Problem to solve :: Type out all the records word for word. Any pictures are to be left out.

-- begin --

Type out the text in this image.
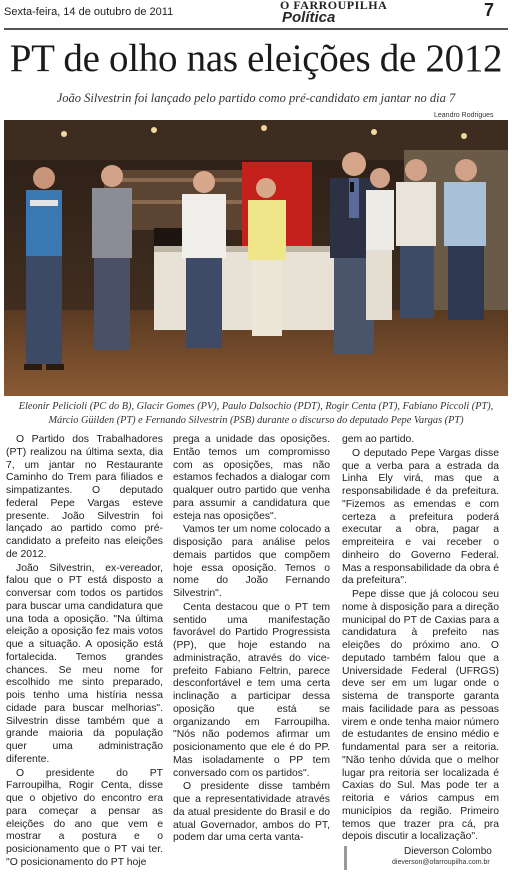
Sexta-feira, 14 de outubro de 2011	O FARROUPILHA
Política	7
PT de olho nas eleições de 2012
João Silvestrin foi lançado pelo partido como pré-candidato em jantar no dia 7
Leandro Rodrigues
Eleonir Pelicioli (PC do B), Glacir Gomes (PV), Paulo Dalsochio (PDT), Rogir Centa (PT), Fabiano Piccoli (PT), Márcio Güilden (PT) e Fernando Silvestrin (PSB) durante o discurso do deputado Pepe Vargas (PT)

O Partido dos Trabalhadores (PT) realizou na última sexta, dia 7, um jantar no Restaurante Caminho do Trem para filiados e simpatizantes. O deputado federal Pepe Vargas esteve presente. João Silvestrin foi lançado ao partido como pré-candidato a prefeito nas eleições de 2012.

João Silvestrin, ex-vereador, falou que o PT está disposto a conversar com todos os partidos para buscar uma candidatura que una toda a oposição. "Na última eleição a oposição fez mais votos que a situação. A oposição está fortalecida. Temos grandes chances. Se meu nome for escolhido me sinto preparado, pois tenho uma histíria nessa cidade para buscar melhorias". Silvestrin disse também que a grande maioria da população quer uma administração diferente.

O presidente do PT Farroupilha, Rogir Centa, disse que o objetivo do encontro era para começar a pensar as eleições do ano que vem e mostrar a postura e o posicionamento que o PT vai ter. "O posicionamento do PT hoje

prega a unidade das oposições. Então temos um compromisso com as oposições, mas não estamos fechados a dialogar com qualquer outro partido que venha para assumir a candidatura que esteja nas oposições".

Vamos ter um nome colocado a disposição para análise pelos demais partidos que compõem hoje essa oposição. Temos o nome do João Fernando Silvestrin".

Centa destacou que o PT tem sentido uma manifestação favorável do Partido Progressista (PP), que hoje estando na administração, através do vice-prefeito Fabiano Feltrin, parece desconfortável e tem uma certa inclinação a participar dessa oposição que está se organizando em Farroupilha. "Nós não podemos afirmar um posicionamento que ele é do PP. Mas isoladamente o PP tem conversado com os partidos".

O presidente disse também que a representatividade através da atual presidente do Brasil e do atual Governador, ambos do PT, podem dar uma certa vanta-

gem ao partido.

O deputado Pepe Vargas disse que a verba para a estrada da Linha Ely virá, mas que a responsabilidade é da prefeitura. "Fizemos as emendas e com certeza a prefeitura poderá executar a obra, pagar a empreiteira e vai receber o dinheiro do Governo Federal. Mas a responsabilidade da obra é da prefeitura".

Pepe disse que já colocou seu nome à disposição para a direção municipal do PT de Caxias para a candidatura à prefeito nas eleições do próximo ano. O deputado também falou que a Universidade Federal (UFRGS) deve ser em um lugar onde o sistema de transporte garanta mais facilidade para as pessoas virem e onde tenha maior número de estudantes de ensino médio e fundamental para ser a reitoria. "Não tenho dúvida que o melhor lugar pra reitoria ser localizada é Caxias do Sul. Mas pode ter a reitoria e vários campus em municípios da região. Primeiro temos que trazer pra cá, pra depois discutir a localização".

Dieverson Colombo
dieverson@ofarroupilha.com.br
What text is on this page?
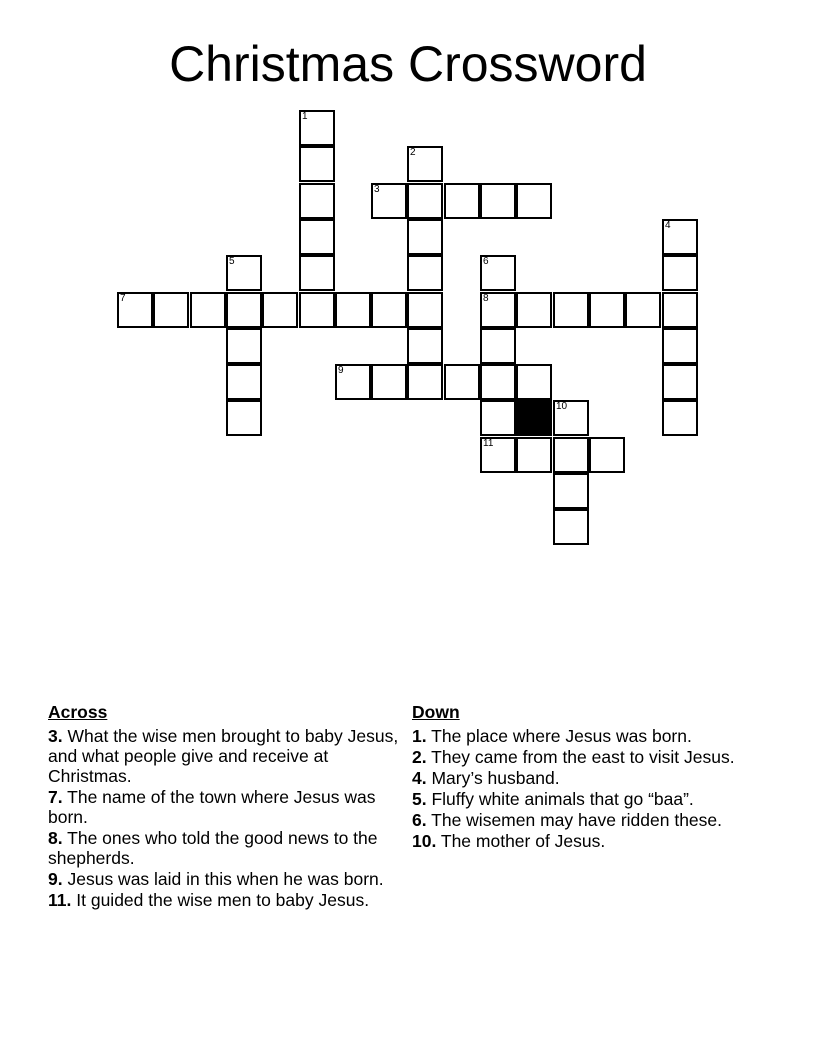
Christmas Crossword
1
2
3
4
5	6
7	8
9
10
11
Across
3. What the wise men brought to baby Jesus, and what people give and receive at Christmas.
7. The name of the town where Jesus was born.
8. The ones who told the good news to the shepherds.
9. Jesus was laid in this when he was born.
11. It guided the wise men to baby Jesus.
Down
1. The place where Jesus was born.
2. They came from the east to visit Jesus.
4. Mary’s husband.
5. Fluffy white animals that go “baa”.
6. The wisemen may have ridden these.
10. The mother of Jesus.
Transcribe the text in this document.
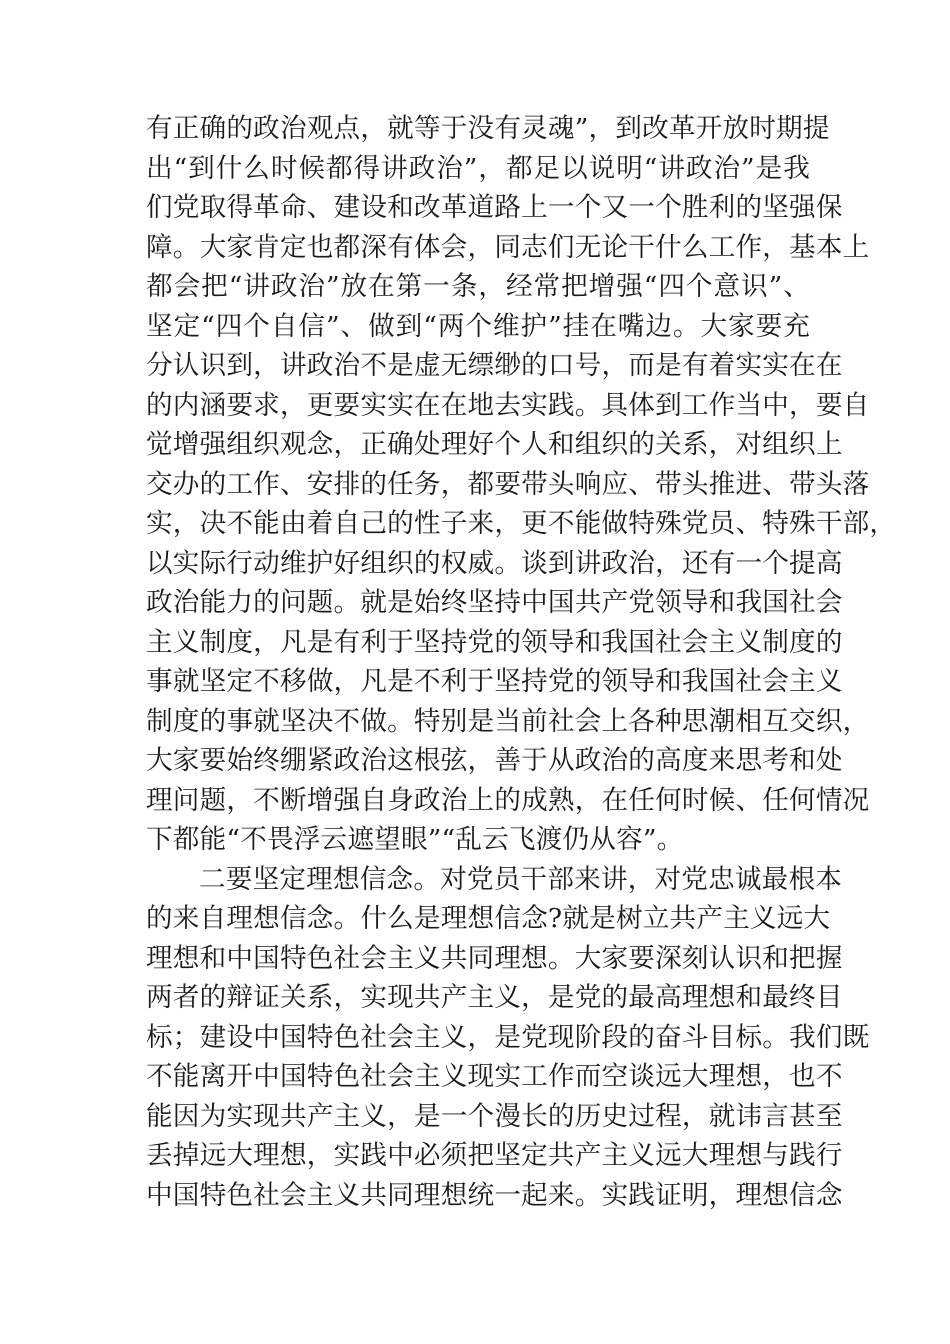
有正确的政治观点，就等于没有灵魂”，到改革开放时期提
出“到什么时候都得讲政治”，都足以说明“讲政治”是我
们党取得革命、建设和改革道路上一个又一个胜利的坚强保
障。大家肯定也都深有体会，同志们无论干什么工作，基本上
都会把“讲政治”放在第一条，经常把增强“四个意识”、
坚定“四个自信”、做到“两个维护”挂在嘴边。大家要充
分认识到，讲政治不是虚无缥缈的口号，而是有着实实在在
的内涵要求，更要实实在在地去实践。具体到工作当中，要自
觉增强组织观念，正确处理好个人和组织的关系，对组织上
交办的工作、安排的任务，都要带头响应、带头推进、带头落
实，决不能由着自己的性子来，更不能做特殊党员、特殊干部，
以实际行动维护好组织的权威。谈到讲政治，还有一个提高
政治能力的问题。就是始终坚持中国共产党领导和我国社会
主义制度，凡是有利于坚持党的领导和我国社会主义制度的
事就坚定不移做，凡是不利于坚持党的领导和我国社会主义
制度的事就坚决不做。特别是当前社会上各种思潮相互交织，
大家要始终绷紧政治这根弦，善于从政治的高度来思考和处
理问题，不断增强自身政治上的成熟，在任何时候、任何情况
下都能“不畏浮云遮望眼”“乱云飞渡仍从容”。
二要坚定理想信念。对党员干部来讲，对党忠诚最根本
的来自理想信念。什么是理想信念?就是树立共产主义远大
理想和中国特色社会主义共同理想。大家要深刻认识和把握
两者的辩证关系，实现共产主义，是党的最高理想和最终目
标；建设中国特色社会主义，是党现阶段的奋斗目标。我们既
不能离开中国特色社会主义现实工作而空谈远大理想，也不
能因为实现共产主义，是一个漫长的历史过程，就讳言甚至
丢掉远大理想，实践中必须把坚定共产主义远大理想与践行
中国特色社会主义共同理想统一起来。实践证明，理想信念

-- end --

Solution for this task ::
Type out the text in this image.
Sexta-feira, 14 de outubro de 2011	O FARROUPILHA
Política	7
PT de olho nas eleições de 2012
João Silvestrin foi lançado pelo partido como pré-candidato em jantar no dia 7
Leandro Rodrigues
Eleonir Pelicioli (PC do B), Glacir Gomes (PV), Paulo Dalsochio (PDT), Rogir Centa (PT), Fabiano Piccoli (PT), Márcio Güilden (PT) e Fernando Silvestrin (PSB) durante o discurso do deputado Pepe Vargas (PT)

O Partido dos Trabalhadores (PT) realizou na última sexta, dia 7, um jantar no Restaurante Caminho do Trem para filiados e simpatizantes. O deputado federal Pepe Vargas esteve presente. João Silvestrin foi lançado ao partido como pré-candidato a prefeito nas eleições de 2012.

João Silvestrin, ex-vereador, falou que o PT está disposto a conversar com todos os partidos para buscar uma candidatura que una toda a oposição. "Na última eleição a oposição fez mais votos que a situação. A oposição está fortalecida. Temos grandes chances. Se meu nome for escolhido me sinto preparado, pois tenho uma histíria nessa cidade para buscar melhorias". Silvestrin disse também que a grande maioria da população quer uma administração diferente.

O presidente do PT Farroupilha, Rogir Centa, disse que o objetivo do encontro era para começar a pensar as eleições do ano que vem e mostrar a postura e o posicionamento que o PT vai ter. "O posicionamento do PT hoje

prega a unidade das oposições. Então temos um compromisso com as oposições, mas não estamos fechados a dialogar com qualquer outro partido que venha para assumir a candidatura que esteja nas oposições".

Vamos ter um nome colocado a disposição para análise pelos demais partidos que compõem hoje essa oposição. Temos o nome do João Fernando Silvestrin".

Centa destacou que o PT tem sentido uma manifestação favorável do Partido Progressista (PP), que hoje estando na administração, através do vice-prefeito Fabiano Feltrin, parece desconfortável e tem uma certa inclinação a participar dessa oposição que está se organizando em Farroupilha. "Nós não podemos afirmar um posicionamento que ele é do PP. Mas isoladamente o PP tem conversado com os partidos".

O presidente disse também que a representatividade através da atual presidente do Brasil e do atual Governador, ambos do PT, podem dar uma certa vanta-

gem ao partido.

O deputado Pepe Vargas disse que a verba para a estrada da Linha Ely virá, mas que a responsabilidade é da prefeitura. "Fizemos as emendas e com certeza a prefeitura poderá executar a obra, pagar a empreiteira e vai receber o dinheiro do Governo Federal. Mas a responsabilidade da obra é da prefeitura".

Pepe disse que já colocou seu nome à disposição para a direção municipal do PT de Caxias para a candidatura à prefeito nas eleições do próximo ano. O deputado também falou que a Universidade Federal (UFRGS) deve ser em um lugar onde o sistema de transporte garanta mais facilidade para as pessoas virem e onde tenha maior número de estudantes de ensino médio e fundamental para ser a reitoria. "Não tenho dúvida que o melhor lugar pra reitoria ser localizada é Caxias do Sul. Mas pode ter a reitoria e vários campus em municípios da região. Primeiro temos que trazer pra cá, pra depois discutir a localização".

Dieverson Colombo
dieverson@ofarroupilha.com.br
What text is on this page?
Christmas Crossword
1
2
3
4
5	6
7	8
9
10
11
Across
3. What the wise men brought to baby Jesus, and what people give and receive at Christmas.
7. The name of the town where Jesus was born.
8. The ones who told the good news to the shepherds.
9. Jesus was laid in this when he was born.
11. It guided the wise men to baby Jesus.
Down
1. The place where Jesus was born.
2. They came from the east to visit Jesus.
4. Mary’s husband.
5. Fluffy white animals that go “baa”.
6. The wisemen may have ridden these.
10. The mother of Jesus.
Transcribe the text in this document.
有正确的政治观点，就等于没有灵魂”，到改革开放时期提
出“到什么时候都得讲政治”，都足以说明“讲政治”是我
们党取得革命、建设和改革道路上一个又一个胜利的坚强保
障。大家肯定也都深有体会，同志们无论干什么工作，基本上
都会把“讲政治”放在第一条，经常把增强“四个意识”、
坚定“四个自信”、做到“两个维护”挂在嘴边。大家要充
分认识到，讲政治不是虚无缥缈的口号，而是有着实实在在
的内涵要求，更要实实在在地去实践。具体到工作当中，要自
觉增强组织观念，正确处理好个人和组织的关系，对组织上
交办的工作、安排的任务，都要带头响应、带头推进、带头落
实，决不能由着自己的性子来，更不能做特殊党员、特殊干部，
以实际行动维护好组织的权威。谈到讲政治，还有一个提高
政治能力的问题。就是始终坚持中国共产党领导和我国社会
主义制度，凡是有利于坚持党的领导和我国社会主义制度的
事就坚定不移做，凡是不利于坚持党的领导和我国社会主义
制度的事就坚决不做。特别是当前社会上各种思潮相互交织，
大家要始终绷紧政治这根弦，善于从政治的高度来思考和处
理问题，不断增强自身政治上的成熟，在任何时候、任何情况
下都能“不畏浮云遮望眼”“乱云飞渡仍从容”。
二要坚定理想信念。对党员干部来讲，对党忠诚最根本
的来自理想信念。什么是理想信念?就是树立共产主义远大
理想和中国特色社会主义共同理想。大家要深刻认识和把握
两者的辩证关系，实现共产主义，是党的最高理想和最终目
标；建设中国特色社会主义，是党现阶段的奋斗目标。我们既
不能离开中国特色社会主义现实工作而空谈远大理想，也不
能因为实现共产主义，是一个漫长的历史过程，就讳言甚至
丢掉远大理想，实践中必须把坚定共产主义远大理想与践行
中国特色社会主义共同理想统一起来。实践证明，理想信念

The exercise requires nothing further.